▸ Required task
Hunt for the word "minuto" across the entries below, copying each line that holds it.

▸ Extracted data
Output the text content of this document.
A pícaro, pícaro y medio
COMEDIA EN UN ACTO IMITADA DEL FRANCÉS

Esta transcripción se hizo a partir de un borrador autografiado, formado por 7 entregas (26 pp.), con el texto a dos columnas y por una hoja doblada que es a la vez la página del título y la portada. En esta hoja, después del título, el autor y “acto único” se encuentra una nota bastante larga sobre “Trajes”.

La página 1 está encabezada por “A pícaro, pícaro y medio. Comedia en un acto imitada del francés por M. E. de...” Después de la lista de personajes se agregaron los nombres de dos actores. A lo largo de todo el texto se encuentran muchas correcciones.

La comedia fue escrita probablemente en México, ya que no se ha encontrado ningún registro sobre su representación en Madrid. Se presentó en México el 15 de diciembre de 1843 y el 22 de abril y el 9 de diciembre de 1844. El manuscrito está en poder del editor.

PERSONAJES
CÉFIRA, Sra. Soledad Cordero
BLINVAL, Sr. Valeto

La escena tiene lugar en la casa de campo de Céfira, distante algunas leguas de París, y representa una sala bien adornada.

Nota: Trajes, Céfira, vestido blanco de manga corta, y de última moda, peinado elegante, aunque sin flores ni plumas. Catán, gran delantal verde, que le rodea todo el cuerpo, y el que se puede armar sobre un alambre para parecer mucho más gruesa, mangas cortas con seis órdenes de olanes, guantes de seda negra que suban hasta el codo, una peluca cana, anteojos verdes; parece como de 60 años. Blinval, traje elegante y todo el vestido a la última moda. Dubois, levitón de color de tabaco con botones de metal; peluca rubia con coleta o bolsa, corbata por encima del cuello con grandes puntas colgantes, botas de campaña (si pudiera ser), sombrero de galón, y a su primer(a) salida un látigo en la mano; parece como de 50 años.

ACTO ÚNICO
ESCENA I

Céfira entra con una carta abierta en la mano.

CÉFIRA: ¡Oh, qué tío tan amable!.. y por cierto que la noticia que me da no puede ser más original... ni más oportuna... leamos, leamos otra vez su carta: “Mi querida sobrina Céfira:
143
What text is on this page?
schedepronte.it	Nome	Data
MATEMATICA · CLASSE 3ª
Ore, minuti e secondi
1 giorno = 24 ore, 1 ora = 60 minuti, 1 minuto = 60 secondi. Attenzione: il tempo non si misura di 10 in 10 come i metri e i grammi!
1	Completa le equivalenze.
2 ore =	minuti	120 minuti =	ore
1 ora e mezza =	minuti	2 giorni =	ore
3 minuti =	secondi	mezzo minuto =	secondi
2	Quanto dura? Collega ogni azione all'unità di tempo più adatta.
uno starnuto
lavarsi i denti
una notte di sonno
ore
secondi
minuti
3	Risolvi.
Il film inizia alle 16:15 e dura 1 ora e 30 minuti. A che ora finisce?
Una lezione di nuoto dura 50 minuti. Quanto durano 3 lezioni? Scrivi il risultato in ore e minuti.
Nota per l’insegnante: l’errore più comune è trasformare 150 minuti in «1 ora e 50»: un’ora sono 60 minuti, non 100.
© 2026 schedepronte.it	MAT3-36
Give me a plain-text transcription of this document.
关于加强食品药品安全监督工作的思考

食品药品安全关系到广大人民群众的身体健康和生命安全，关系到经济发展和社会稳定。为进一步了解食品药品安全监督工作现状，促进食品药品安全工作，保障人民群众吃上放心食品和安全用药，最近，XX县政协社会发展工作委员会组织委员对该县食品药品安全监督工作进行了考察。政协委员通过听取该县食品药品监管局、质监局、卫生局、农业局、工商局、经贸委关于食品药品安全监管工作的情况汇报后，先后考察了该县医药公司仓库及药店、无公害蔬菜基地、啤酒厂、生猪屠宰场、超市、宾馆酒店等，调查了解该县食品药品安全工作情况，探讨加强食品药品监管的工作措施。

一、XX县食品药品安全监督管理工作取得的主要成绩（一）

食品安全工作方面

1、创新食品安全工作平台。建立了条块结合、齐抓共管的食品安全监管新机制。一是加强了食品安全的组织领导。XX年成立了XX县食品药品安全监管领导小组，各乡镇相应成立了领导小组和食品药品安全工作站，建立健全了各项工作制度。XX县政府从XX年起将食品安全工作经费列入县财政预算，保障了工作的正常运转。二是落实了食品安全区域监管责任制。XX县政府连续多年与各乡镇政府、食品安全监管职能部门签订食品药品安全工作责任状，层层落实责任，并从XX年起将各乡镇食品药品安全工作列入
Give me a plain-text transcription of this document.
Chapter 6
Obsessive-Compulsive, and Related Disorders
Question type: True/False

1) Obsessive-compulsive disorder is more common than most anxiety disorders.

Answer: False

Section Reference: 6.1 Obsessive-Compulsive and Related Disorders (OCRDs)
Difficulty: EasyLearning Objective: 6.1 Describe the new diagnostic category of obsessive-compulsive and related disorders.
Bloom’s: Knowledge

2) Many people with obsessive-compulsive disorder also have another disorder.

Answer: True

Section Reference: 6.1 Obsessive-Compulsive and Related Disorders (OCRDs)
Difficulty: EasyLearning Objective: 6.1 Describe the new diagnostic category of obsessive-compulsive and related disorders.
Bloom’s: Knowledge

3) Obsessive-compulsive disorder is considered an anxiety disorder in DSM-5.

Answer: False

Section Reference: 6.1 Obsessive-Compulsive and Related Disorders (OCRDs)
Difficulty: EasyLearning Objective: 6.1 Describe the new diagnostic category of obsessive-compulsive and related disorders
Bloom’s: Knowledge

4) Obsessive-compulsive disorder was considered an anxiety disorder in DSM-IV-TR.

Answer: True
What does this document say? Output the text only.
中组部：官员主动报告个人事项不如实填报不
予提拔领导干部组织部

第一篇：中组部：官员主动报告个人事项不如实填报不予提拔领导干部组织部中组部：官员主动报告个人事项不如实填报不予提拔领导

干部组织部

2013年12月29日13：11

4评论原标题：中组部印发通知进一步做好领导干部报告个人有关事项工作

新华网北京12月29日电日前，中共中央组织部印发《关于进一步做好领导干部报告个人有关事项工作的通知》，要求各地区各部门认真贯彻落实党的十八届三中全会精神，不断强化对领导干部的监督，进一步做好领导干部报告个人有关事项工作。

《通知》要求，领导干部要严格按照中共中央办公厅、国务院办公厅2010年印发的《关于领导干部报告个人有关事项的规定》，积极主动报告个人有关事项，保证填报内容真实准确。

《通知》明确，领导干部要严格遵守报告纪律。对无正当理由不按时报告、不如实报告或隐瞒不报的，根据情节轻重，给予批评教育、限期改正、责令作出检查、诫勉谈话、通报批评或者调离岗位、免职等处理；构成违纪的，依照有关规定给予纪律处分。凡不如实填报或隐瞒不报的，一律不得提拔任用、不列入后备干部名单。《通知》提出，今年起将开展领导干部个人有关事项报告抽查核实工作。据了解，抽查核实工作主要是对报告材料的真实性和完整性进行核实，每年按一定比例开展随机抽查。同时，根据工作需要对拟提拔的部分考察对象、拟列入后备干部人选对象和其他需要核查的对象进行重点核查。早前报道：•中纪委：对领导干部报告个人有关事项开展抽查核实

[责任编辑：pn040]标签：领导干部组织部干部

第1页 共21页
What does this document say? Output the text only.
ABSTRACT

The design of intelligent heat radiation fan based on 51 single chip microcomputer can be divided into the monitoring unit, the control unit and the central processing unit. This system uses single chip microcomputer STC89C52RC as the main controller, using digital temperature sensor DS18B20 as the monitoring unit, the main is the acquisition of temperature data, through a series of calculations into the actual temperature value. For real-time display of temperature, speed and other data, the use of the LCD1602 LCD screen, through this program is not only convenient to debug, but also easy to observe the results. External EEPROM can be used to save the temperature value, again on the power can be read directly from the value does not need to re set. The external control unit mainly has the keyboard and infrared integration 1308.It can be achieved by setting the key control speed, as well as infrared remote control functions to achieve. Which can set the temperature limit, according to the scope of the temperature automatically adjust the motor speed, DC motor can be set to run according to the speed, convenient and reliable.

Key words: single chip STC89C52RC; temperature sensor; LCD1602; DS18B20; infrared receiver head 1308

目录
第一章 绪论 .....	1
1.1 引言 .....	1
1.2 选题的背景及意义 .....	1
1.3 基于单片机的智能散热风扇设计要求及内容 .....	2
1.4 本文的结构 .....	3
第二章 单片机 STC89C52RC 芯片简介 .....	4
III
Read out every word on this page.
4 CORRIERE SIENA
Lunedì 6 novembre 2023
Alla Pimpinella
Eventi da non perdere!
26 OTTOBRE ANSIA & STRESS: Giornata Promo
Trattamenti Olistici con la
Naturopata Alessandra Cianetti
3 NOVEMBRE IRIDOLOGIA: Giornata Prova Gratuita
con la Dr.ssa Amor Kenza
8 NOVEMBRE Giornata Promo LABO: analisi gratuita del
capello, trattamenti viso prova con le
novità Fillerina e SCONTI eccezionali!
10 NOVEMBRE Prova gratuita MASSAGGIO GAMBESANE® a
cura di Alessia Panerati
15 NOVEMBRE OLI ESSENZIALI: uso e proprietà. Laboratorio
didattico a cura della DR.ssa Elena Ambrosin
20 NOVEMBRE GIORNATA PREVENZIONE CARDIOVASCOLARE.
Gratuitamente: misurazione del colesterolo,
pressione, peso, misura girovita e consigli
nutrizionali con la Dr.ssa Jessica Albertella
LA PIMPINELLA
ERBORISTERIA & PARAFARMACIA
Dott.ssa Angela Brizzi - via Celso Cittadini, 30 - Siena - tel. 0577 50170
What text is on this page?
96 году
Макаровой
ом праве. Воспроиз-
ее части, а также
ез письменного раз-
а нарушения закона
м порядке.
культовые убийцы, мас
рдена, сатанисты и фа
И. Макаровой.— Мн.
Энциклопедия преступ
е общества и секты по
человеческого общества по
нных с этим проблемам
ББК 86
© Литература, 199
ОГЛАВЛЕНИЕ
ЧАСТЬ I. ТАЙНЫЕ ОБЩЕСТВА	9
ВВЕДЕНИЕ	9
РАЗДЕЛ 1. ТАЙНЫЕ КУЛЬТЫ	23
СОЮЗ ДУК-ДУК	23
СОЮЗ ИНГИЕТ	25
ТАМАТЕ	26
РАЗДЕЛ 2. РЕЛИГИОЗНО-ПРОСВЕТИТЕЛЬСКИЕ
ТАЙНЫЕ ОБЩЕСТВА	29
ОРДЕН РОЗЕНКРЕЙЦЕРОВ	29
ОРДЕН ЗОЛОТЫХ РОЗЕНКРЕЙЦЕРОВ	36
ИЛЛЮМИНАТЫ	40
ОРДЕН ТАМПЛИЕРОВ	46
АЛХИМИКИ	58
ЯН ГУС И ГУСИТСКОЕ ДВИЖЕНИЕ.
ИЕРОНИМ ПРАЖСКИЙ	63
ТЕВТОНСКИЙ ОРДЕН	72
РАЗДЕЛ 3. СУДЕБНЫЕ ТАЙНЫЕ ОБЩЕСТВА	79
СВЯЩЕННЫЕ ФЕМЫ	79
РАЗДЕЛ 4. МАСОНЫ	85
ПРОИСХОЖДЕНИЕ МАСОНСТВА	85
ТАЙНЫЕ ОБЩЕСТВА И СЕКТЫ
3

▸ Answer for this exercise
1 giorno = 24 ore, 1 ora = 60 minuti, 1 minuto = 60 secondi. Attenzione: il tempo non si misura di 10 in 10 come i metri e i grammi!
3 minuti =	secondi	mezzo minuto =	secondi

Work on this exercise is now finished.